-- begin Provided data --

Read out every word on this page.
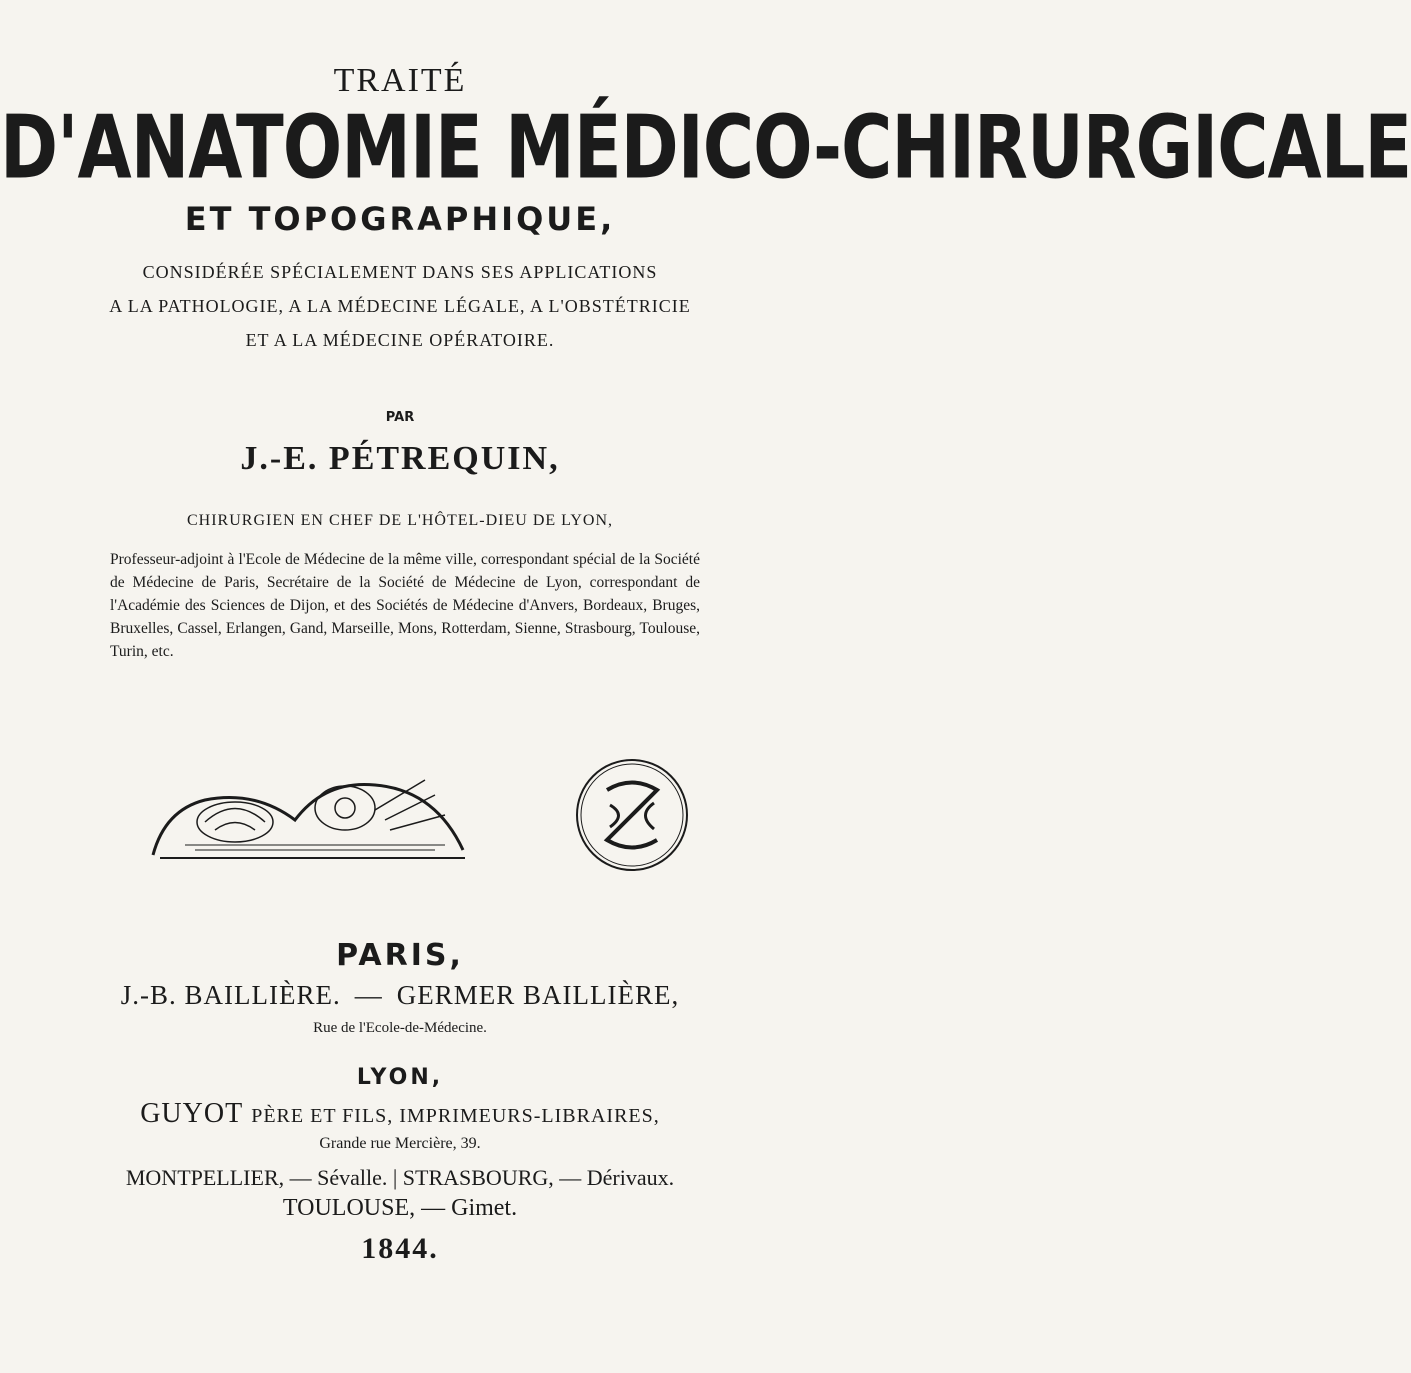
TRAITÉ
D'ANATOMIE MÉDICO-CHIRURGICALE
ET TOPOGRAPHIQUE,
CONSIDÉRÉE SPÉCIALEMENT DANS SES APPLICATIONS
A LA PATHOLOGIE, A LA MÉDECINE LÉGALE, A L'OBSTÉTRICIE
ET A LA MÉDECINE OPÉRATOIRE.
PAR
J.-E. PÉTREQUIN,
CHIRURGIEN EN CHEF DE L'HÔTEL-DIEU DE LYON,
Professeur-adjoint à l'Ecole de Médecine de la même ville, correspondant spécial de la Société de Médecine de Paris, Secrétaire de la Société de Médecine de Lyon, correspondant de l'Académie des Sciences de Dijon, et des Sociétés de Médecine d'Anvers, Bordeaux, Bruges, Bruxelles, Cassel, Erlangen, Gand, Marseille, Mons, Rotterdam, Sienne, Strasbourg, Toulouse, Turin, etc.
PARIS,
J.-B. BAILLIÈRE. — GERMER BAILLIÈRE,
Rue de l'Ecole-de-Médecine.
LYON,
GUYOT PÈRE ET FILS, IMPRIMEURS-LIBRAIRES,
Grande rue Mercière, 39.
MONTPELLIER, — Sévalle. | STRASBOURG, — Dérivaux.
TOULOUSE, — Gimet.
1844.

-- end Provided data --

# Work to complete
Transcribe all of the records above character for character. Exclude the pictures.

# Written response
Read out every word on this page.
TRAITÉ
D'ANATOMIE MÉDICO-CHIRURGICALE
ET TOPOGRAPHIQUE,
CONSIDÉRÉE SPÉCIALEMENT DANS SES APPLICATIONS
A LA PATHOLOGIE, A LA MÉDECINE LÉGALE, A L'OBSTÉTRICIE
ET A LA MÉDECINE OPÉRATOIRE.
PAR
J.-E. PÉTREQUIN,
CHIRURGIEN EN CHEF DE L'HÔTEL-DIEU DE LYON,
Professeur-adjoint à l'Ecole de Médecine de la même ville, correspondant spécial de la Société de Médecine de Paris, Secrétaire de la Société de Médecine de Lyon, correspondant de l'Académie des Sciences de Dijon, et des Sociétés de Médecine d'Anvers, Bordeaux, Bruges, Bruxelles, Cassel, Erlangen, Gand, Marseille, Mons, Rotterdam, Sienne, Strasbourg, Toulouse, Turin, etc.
PARIS,
J.-B. BAILLIÈRE. — GERMER BAILLIÈRE,
Rue de l'Ecole-de-Médecine.
LYON,
GUYOT PÈRE ET FILS, IMPRIMEURS-LIBRAIRES,
Grande rue Mercière, 39.
MONTPELLIER, — Sévalle. | STRASBOURG, — Dérivaux.
TOULOUSE, — Gimet.
1844.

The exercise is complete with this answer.